◆ Short problem
Reproduce all lines of the listing below in which the word "Ctrl" occurs.

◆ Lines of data
>>>>

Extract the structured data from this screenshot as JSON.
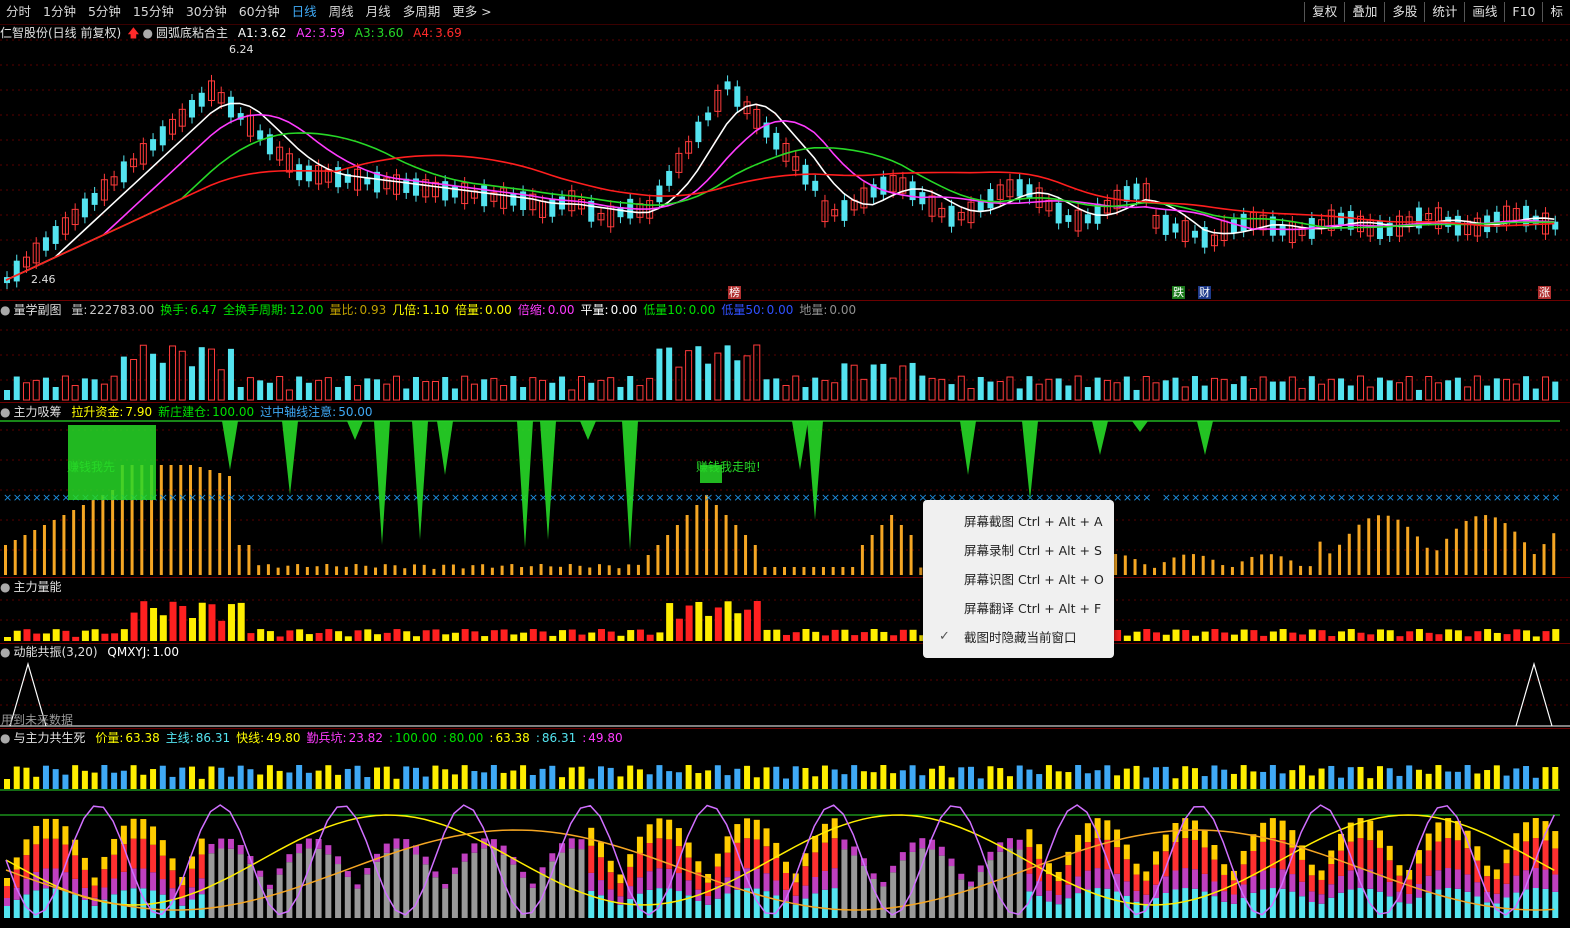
{
  "toolbar": {
    "timeframes": [
      "分时",
      "1分钟",
      "5分钟",
      "15分钟",
      "30分钟",
      "60分钟",
      "日线",
      "周线",
      "月线",
      "多周期",
      "更多 >"
    ],
    "active_timeframe": "日线",
    "right_tools": [
      "复权",
      "叠加",
      "多股",
      "统计",
      "画线",
      "F10",
      "标"
    ]
  },
  "main": {
    "stock_title": "仁智股份(日线 前复权)",
    "indicator": "圆弧底粘合主",
    "a1_label": "A1:",
    "a1": "3.62",
    "a2_label": "A2:",
    "a2": "3.59",
    "a3_label": "A3:",
    "a3": "3.60",
    "a4_label": "A4:",
    "a4": "3.69",
    "high_label": "6.24",
    "low_label": "2.46",
    "tag_bang": "榜",
    "tag_die": "跌",
    "tag_cai": "财",
    "tag_zhang": "涨",
    "colors": {
      "up": "#ff3b3b",
      "down": "#54e4f0",
      "ma_white": "#ffffff",
      "ma_magenta": "#ff3cff",
      "ma_green": "#27d827",
      "ma_red": "#ff1e1e"
    }
  },
  "volume": {
    "title": "量学副图",
    "items": [
      {
        "label": "量:",
        "value": "222783.00",
        "color": "#c8c8c8"
      },
      {
        "label": "换手:",
        "value": "6.47",
        "color": "#00e000"
      },
      {
        "label": "全换手周期:",
        "value": "12.00",
        "color": "#00e000"
      },
      {
        "label": "量比:",
        "value": "0.93",
        "color": "#c0a000"
      },
      {
        "label": "几倍:",
        "value": "1.10",
        "color": "#ffff00"
      },
      {
        "label": "倍量:",
        "value": "0.00",
        "color": "#ffff00"
      },
      {
        "label": "倍缩:",
        "value": "0.00",
        "color": "#ff3cff"
      },
      {
        "label": "平量:",
        "value": "0.00",
        "color": "#ffffff"
      },
      {
        "label": "低量10:",
        "value": "0.00",
        "color": "#00e000"
      },
      {
        "label": "低量50:",
        "value": "0.00",
        "color": "#3050ff"
      },
      {
        "label": "地量:",
        "value": "0.00",
        "color": "#909090"
      }
    ]
  },
  "accum": {
    "title": "主力吸筹",
    "items": [
      {
        "label": "拉升资金:",
        "value": "7.90",
        "color": "#ffff00"
      },
      {
        "label": "新庄建仓:",
        "value": "100.00",
        "color": "#00e000"
      },
      {
        "label": "过中轴线注意:",
        "value": "50.00",
        "color": "#3fa9f5"
      }
    ],
    "note1": "赚钱我先",
    "note2": "赚钱我走啦!"
  },
  "energy": {
    "title": "主力量能"
  },
  "resonance": {
    "title": "动能共振(3,20)",
    "item_label": "QMXYJ:",
    "item_value": "1.00",
    "future_note": "用到未来数据"
  },
  "lifeDeath": {
    "title": "与主力共生死",
    "items": [
      {
        "label": "价量:",
        "value": "63.38",
        "color": "#ffff00"
      },
      {
        "label": "主线:",
        "value": "86.31",
        "color": "#54e4f0"
      },
      {
        "label": "快线:",
        "value": "49.80",
        "color": "#ffff00"
      },
      {
        "label": "勤兵坑:",
        "value": "23.82",
        "color": "#ff3cff"
      },
      {
        "label": ":",
        "value": "100.00",
        "color": "#00e000"
      },
      {
        "label": ":",
        "value": "80.00",
        "color": "#00e000"
      },
      {
        "label": ":",
        "value": "63.38",
        "color": "#ffff00"
      },
      {
        "label": ":",
        "value": "86.31",
        "color": "#54e4f0"
      },
      {
        "label": ":",
        "value": "49.80",
        "color": "#ff3cff"
      }
    ]
  },
  "context_menu": {
    "items": [
      {
        "label": "屏幕截图 Ctrl + Alt + A",
        "checked": false
      },
      {
        "label": "屏幕录制 Ctrl + Alt + S",
        "checked": false
      },
      {
        "label": "屏幕识图 Ctrl + Alt + O",
        "checked": false
      },
      {
        "label": "屏幕翻译 Ctrl + Alt + F",
        "checked": false
      },
      {
        "label": "截图时隐藏当前窗口",
        "checked": true
      }
    ],
    "check_glyph": "✓"
  }
}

<<<<

◆ Answer to this exercise
        "label": "屏幕截图 Ctrl + Alt + A",
        "label": "屏幕录制 Ctrl + Alt + S",
        "label": "屏幕识图 Ctrl + Alt + O",
        "label": "屏幕翻译 Ctrl + Alt + F",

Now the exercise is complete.